• **Given problem**
Copy each line in the data that includes the word "Εθνικού".

• **Material supplied**
_ _ _

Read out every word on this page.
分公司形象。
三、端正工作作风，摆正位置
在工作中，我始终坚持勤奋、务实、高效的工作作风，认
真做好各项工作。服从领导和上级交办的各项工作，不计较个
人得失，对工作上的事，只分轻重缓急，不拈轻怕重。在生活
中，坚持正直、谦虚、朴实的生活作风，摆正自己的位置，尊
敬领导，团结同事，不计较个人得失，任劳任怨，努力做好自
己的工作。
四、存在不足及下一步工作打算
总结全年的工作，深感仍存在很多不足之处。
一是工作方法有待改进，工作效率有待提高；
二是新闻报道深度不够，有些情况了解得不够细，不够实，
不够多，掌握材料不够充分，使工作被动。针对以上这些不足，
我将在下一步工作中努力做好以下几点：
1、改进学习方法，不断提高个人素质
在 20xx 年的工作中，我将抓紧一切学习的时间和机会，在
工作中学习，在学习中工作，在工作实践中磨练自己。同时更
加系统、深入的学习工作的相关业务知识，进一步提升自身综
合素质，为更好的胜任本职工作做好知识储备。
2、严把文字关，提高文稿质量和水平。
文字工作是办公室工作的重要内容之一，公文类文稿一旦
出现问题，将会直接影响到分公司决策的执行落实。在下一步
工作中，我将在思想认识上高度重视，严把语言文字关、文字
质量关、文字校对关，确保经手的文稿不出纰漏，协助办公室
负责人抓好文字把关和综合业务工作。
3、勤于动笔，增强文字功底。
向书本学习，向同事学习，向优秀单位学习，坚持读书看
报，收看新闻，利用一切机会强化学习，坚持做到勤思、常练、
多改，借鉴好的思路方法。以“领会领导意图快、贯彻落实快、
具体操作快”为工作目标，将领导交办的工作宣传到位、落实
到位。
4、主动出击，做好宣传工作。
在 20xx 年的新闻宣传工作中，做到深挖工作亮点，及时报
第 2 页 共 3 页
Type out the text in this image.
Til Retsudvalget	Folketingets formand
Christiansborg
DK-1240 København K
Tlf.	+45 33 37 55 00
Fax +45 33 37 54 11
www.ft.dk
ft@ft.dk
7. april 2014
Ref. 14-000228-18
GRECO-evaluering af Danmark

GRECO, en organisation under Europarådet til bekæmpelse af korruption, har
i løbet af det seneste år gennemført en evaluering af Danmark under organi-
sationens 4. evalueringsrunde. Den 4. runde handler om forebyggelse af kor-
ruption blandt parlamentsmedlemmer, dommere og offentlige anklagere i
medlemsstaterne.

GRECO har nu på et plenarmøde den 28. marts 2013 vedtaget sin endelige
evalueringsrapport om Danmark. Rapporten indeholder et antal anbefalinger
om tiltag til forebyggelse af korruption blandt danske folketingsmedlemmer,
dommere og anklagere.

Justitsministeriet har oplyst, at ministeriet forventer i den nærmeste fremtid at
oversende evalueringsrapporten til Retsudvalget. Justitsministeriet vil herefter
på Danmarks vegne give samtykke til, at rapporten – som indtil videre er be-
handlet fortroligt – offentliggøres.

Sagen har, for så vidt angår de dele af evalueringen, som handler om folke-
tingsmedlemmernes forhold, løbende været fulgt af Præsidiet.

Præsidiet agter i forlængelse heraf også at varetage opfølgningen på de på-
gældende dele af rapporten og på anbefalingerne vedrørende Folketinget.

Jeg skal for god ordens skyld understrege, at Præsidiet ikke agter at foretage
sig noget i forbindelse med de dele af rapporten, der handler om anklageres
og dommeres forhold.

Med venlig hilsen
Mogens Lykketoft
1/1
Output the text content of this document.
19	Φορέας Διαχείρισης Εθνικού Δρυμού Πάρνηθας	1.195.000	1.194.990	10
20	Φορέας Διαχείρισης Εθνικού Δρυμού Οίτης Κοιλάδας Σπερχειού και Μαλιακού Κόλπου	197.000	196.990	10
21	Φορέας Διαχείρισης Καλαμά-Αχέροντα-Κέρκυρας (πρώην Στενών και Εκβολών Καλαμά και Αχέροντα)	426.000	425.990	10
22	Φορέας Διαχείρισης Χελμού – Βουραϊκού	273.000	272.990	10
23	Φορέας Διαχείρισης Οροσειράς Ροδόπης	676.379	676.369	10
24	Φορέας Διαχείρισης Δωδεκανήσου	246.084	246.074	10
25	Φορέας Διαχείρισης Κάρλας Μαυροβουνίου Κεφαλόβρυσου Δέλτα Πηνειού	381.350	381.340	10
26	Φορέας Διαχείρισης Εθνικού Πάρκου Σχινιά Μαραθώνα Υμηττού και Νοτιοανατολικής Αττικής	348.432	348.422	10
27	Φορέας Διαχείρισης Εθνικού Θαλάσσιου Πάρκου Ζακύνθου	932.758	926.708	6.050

_ _ _

• **Solution below**
19	Φορέας Διαχείρισης Εθνικού Δρυμού Πάρνηθας	1.195.000	1.194.990	10
20	Φορέας Διαχείρισης Εθνικού Δρυμού Οίτης Κοιλάδας Σπερχειού και Μαλιακού Κόλπου	197.000	196.990	10
26	Φορέας Διαχείρισης Εθνικού Πάρκου Σχινιά Μαραθώνα Υμηττού και Νοτιοανατολικής Αττικής	348.432	348.422	10
27	Φορέας Διαχείρισης Εθνικού Θαλάσσιου Πάρκου Ζακύνθου	932.758	926.708	6.050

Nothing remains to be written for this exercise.